* _Your goal_: Word for word, set down the records and skip each picture.

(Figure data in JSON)
┌──

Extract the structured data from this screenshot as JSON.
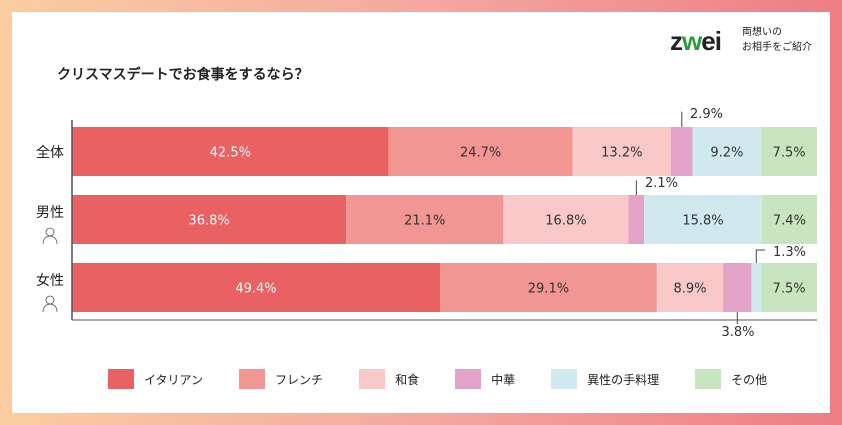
{
  "logo": {
    "brand": "zwei",
    "tagline_1": "両想いの",
    "tagline_2": "お相手をご紹介"
  },
  "chart_data": {
    "type": "bar",
    "stacked": true,
    "orientation": "horizontal",
    "title": "クリスマスデートでお食事をするなら？",
    "categories": [
      "全体",
      "男性",
      "女性"
    ],
    "unit": "%",
    "xlim": [
      0,
      100
    ],
    "legend_position": "bottom",
    "series": [
      {
        "name": "イタリアン",
        "color": "#ea6164",
        "values": [
          42.5,
          36.8,
          49.4
        ]
      },
      {
        "name": "フレンチ",
        "color": "#f29694",
        "values": [
          24.7,
          21.1,
          29.1
        ]
      },
      {
        "name": "和食",
        "color": "#f9c8c8",
        "values": [
          13.2,
          16.8,
          8.9
        ]
      },
      {
        "name": "中華",
        "color": "#e3a2c8",
        "values": [
          2.9,
          2.1,
          3.8
        ]
      },
      {
        "name": "異性の手料理",
        "color": "#cfe9ee",
        "values": [
          9.2,
          15.8,
          1.3
        ]
      },
      {
        "name": "その他",
        "color": "#c9e5bf",
        "values": [
          7.5,
          7.4,
          7.5
        ]
      }
    ]
  }
}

└──

* _Exercise output_:
Extract the structured data from this screenshot as JSON.
{
  "logo": {
    "brand": "zwei",
    "tagline_1": "両想いの",
    "tagline_2": "お相手をご紹介"
  },
  "chart_data": {
    "type": "bar",
    "stacked": true,
    "orientation": "horizontal",
    "title": "クリスマスデートでお食事をするなら？",
    "categories": [
      "全体",
      "男性",
      "女性"
    ],
    "unit": "%",
    "xlim": [
      0,
      100
    ],
    "legend_position": "bottom",
    "series": [
      {
        "name": "イタリアン",
        "color": "#ea6164",
        "values": [
          42.5,
          36.8,
          49.4
        ]
      },
      {
        "name": "フレンチ",
        "color": "#f29694",
        "values": [
          24.7,
          21.1,
          29.1
        ]
      },
      {
        "name": "和食",
        "color": "#f9c8c8",
        "values": [
          13.2,
          16.8,
          8.9
        ]
      },
      {
        "name": "中華",
        "color": "#e3a2c8",
        "values": [
          2.9,
          2.1,
          3.8
        ]
      },
      {
        "name": "異性の手料理",
        "color": "#cfe9ee",
        "values": [
          9.2,
          15.8,
          1.3
        ]
      },
      {
        "name": "その他",
        "color": "#c9e5bf",
        "values": [
          7.5,
          7.4,
          7.5
        ]
      }
    ]
  }
}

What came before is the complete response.